Excerpted data:

────

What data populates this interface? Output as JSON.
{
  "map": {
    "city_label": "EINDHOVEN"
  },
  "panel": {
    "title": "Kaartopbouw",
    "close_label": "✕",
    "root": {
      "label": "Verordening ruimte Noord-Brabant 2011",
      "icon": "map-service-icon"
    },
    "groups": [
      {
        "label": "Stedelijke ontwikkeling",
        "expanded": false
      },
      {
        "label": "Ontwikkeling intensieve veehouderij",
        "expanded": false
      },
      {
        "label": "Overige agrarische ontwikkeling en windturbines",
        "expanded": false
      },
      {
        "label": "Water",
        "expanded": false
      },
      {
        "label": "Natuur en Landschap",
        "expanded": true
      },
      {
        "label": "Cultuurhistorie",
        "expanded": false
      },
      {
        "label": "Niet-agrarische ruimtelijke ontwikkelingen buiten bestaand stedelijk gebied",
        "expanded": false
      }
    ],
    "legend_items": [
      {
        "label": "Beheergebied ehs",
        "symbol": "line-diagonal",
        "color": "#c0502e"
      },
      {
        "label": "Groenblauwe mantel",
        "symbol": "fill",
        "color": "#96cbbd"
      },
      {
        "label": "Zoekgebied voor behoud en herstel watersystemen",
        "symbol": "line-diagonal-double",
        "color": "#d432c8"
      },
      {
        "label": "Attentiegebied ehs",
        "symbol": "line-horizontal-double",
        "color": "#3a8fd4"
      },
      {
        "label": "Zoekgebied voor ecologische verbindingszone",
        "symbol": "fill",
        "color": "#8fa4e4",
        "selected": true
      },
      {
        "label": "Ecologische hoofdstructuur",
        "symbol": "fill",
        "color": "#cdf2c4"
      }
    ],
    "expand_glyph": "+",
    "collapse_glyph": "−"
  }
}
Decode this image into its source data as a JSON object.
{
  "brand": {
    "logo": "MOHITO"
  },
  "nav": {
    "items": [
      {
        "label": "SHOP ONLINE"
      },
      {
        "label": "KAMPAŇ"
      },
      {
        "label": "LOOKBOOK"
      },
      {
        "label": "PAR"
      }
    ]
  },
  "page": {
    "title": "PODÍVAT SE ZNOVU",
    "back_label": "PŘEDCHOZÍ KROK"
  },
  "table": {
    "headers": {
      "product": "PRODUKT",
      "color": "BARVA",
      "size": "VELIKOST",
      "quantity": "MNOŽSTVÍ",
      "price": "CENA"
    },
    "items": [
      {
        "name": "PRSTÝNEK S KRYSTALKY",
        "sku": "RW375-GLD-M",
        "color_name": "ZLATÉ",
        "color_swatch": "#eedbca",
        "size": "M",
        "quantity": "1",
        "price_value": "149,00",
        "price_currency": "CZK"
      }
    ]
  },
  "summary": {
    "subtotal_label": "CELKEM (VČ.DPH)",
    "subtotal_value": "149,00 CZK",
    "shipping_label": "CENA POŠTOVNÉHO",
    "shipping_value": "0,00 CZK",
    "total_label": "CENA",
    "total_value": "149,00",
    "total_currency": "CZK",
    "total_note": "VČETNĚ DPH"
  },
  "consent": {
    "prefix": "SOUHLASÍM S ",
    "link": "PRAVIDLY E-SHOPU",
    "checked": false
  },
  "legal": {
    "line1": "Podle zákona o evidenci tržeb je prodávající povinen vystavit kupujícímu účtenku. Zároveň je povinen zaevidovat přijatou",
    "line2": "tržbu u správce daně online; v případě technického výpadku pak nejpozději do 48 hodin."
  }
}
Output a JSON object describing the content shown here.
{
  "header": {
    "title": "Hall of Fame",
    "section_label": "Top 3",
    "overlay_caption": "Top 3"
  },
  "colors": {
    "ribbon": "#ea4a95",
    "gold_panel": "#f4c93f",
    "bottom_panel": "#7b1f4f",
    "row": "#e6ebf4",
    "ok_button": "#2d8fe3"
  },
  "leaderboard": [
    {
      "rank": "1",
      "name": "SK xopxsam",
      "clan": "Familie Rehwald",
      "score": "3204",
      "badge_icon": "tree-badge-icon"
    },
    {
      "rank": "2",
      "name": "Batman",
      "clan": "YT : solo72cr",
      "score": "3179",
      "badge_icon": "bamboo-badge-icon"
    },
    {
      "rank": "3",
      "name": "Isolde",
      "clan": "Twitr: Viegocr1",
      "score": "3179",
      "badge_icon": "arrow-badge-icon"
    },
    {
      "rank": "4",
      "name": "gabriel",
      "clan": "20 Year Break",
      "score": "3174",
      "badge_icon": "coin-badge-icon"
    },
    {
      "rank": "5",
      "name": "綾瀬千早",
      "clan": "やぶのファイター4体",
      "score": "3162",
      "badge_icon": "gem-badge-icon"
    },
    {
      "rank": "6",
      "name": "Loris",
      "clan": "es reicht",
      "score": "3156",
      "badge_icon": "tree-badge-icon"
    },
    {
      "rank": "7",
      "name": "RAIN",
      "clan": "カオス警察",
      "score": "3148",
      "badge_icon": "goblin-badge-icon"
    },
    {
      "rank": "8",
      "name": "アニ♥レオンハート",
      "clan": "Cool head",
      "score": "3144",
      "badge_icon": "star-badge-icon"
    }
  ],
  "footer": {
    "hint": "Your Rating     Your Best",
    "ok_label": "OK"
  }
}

────

Write each line above out exactly.

Reply:
What data populates this interface? Output as JSON.
{
  "map": {
    "city_label": "EINDHOVEN"
  },
  "panel": {
    "title": "Kaartopbouw",
    "close_label": "✕",
    "root": {
      "label": "Verordening ruimte Noord-Brabant 2011",
      "icon": "map-service-icon"
    },
    "groups": [
      {
        "label": "Stedelijke ontwikkeling",
        "expanded": false
      },
      {
        "label": "Ontwikkeling intensieve veehouderij",
        "expanded": false
      },
      {
        "label": "Overige agrarische ontwikkeling en windturbines",
        "expanded": false
      },
      {
        "label": "Water",
        "expanded": false
      },
      {
        "label": "Natuur en Landschap",
        "expanded": true
      },
      {
        "label": "Cultuurhistorie",
        "expanded": false
      },
      {
        "label": "Niet-agrarische ruimtelijke ontwikkelingen buiten bestaand stedelijk gebied",
        "expanded": false
      }
    ],
    "legend_items": [
      {
        "label": "Beheergebied ehs",
        "symbol": "line-diagonal",
        "color": "#c0502e"
      },
      {
        "label": "Groenblauwe mantel",
        "symbol": "fill",
        "color": "#96cbbd"
      },
      {
        "label": "Zoekgebied voor behoud en herstel watersystemen",
        "symbol": "line-diagonal-double",
        "color": "#d432c8"
      },
      {
        "label": "Attentiegebied ehs",
        "symbol": "line-horizontal-double",
        "color": "#3a8fd4"
      },
      {
        "label": "Zoekgebied voor ecologische verbindingszone",
        "symbol": "fill",
        "color": "#8fa4e4",
        "selected": true
      },
      {
        "label": "Ecologische hoofdstructuur",
        "symbol": "fill",
        "color": "#cdf2c4"
      }
    ],
    "expand_glyph": "+",
    "collapse_glyph": "−"
  }
}
Decode this image into its source data as a JSON object.
{
  "brand": {
    "logo": "MOHITO"
  },
  "nav": {
    "items": [
      {
        "label": "SHOP ONLINE"
      },
      {
        "label": "KAMPAŇ"
      },
      {
        "label": "LOOKBOOK"
      },
      {
        "label": "PAR"
      }
    ]
  },
  "page": {
    "title": "PODÍVAT SE ZNOVU",
    "back_label": "PŘEDCHOZÍ KROK"
  },
  "table": {
    "headers": {
      "product": "PRODUKT",
      "color": "BARVA",
      "size": "VELIKOST",
      "quantity": "MNOŽSTVÍ",
      "price": "CENA"
    },
    "items": [
      {
        "name": "PRSTÝNEK S KRYSTALKY",
        "sku": "RW375-GLD-M",
        "color_name": "ZLATÉ",
        "color_swatch": "#eedbca",
        "size": "M",
        "quantity": "1",
        "price_value": "149,00",
        "price_currency": "CZK"
      }
    ]
  },
  "summary": {
    "subtotal_label": "CELKEM (VČ.DPH)",
    "subtotal_value": "149,00 CZK",
    "shipping_label": "CENA POŠTOVNÉHO",
    "shipping_value": "0,00 CZK",
    "total_label": "CENA",
    "total_value": "149,00",
    "total_currency": "CZK",
    "total_note": "VČETNĚ DPH"
  },
  "consent": {
    "prefix": "SOUHLASÍM S ",
    "link": "PRAVIDLY E-SHOPU",
    "checked": false
  },
  "legal": {
    "line1": "Podle zákona o evidenci tržeb je prodávající povinen vystavit kupujícímu účtenku. Zároveň je povinen zaevidovat přijatou",
    "line2": "tržbu u správce daně online; v případě technického výpadku pak nejpozději do 48 hodin."
  }
}
Output a JSON object describing the content shown here.
{
  "header": {
    "title": "Hall of Fame",
    "section_label": "Top 3",
    "overlay_caption": "Top 3"
  },
  "colors": {
    "ribbon": "#ea4a95",
    "gold_panel": "#f4c93f",
    "bottom_panel": "#7b1f4f",
    "row": "#e6ebf4",
    "ok_button": "#2d8fe3"
  },
  "leaderboard": [
    {
      "rank": "1",
      "name": "SK xopxsam",
      "clan": "Familie Rehwald",
      "score": "3204",
      "badge_icon": "tree-badge-icon"
    },
    {
      "rank": "2",
      "name": "Batman",
      "clan": "YT : solo72cr",
      "score": "3179",
      "badge_icon": "bamboo-badge-icon"
    },
    {
      "rank": "3",
      "name": "Isolde",
      "clan": "Twitr: Viegocr1",
      "score": "3179",
      "badge_icon": "arrow-badge-icon"
    },
    {
      "rank": "4",
      "name": "gabriel",
      "clan": "20 Year Break",
      "score": "3174",
      "badge_icon": "coin-badge-icon"
    },
    {
      "rank": "5",
      "name": "綾瀬千早",
      "clan": "やぶのファイター4体",
      "score": "3162",
      "badge_icon": "gem-badge-icon"
    },
    {
      "rank": "6",
      "name": "Loris",
      "clan": "es reicht",
      "score": "3156",
      "badge_icon": "tree-badge-icon"
    },
    {
      "rank": "7",
      "name": "RAIN",
      "clan": "カオス警察",
      "score": "3148",
      "badge_icon": "goblin-badge-icon"
    },
    {
      "rank": "8",
      "name": "アニ♥レオンハート",
      "clan": "Cool head",
      "score": "3144",
      "badge_icon": "star-badge-icon"
    }
  ],
  "footer": {
    "hint": "Your Rating     Your Best",
    "ok_label": "OK"
  }
}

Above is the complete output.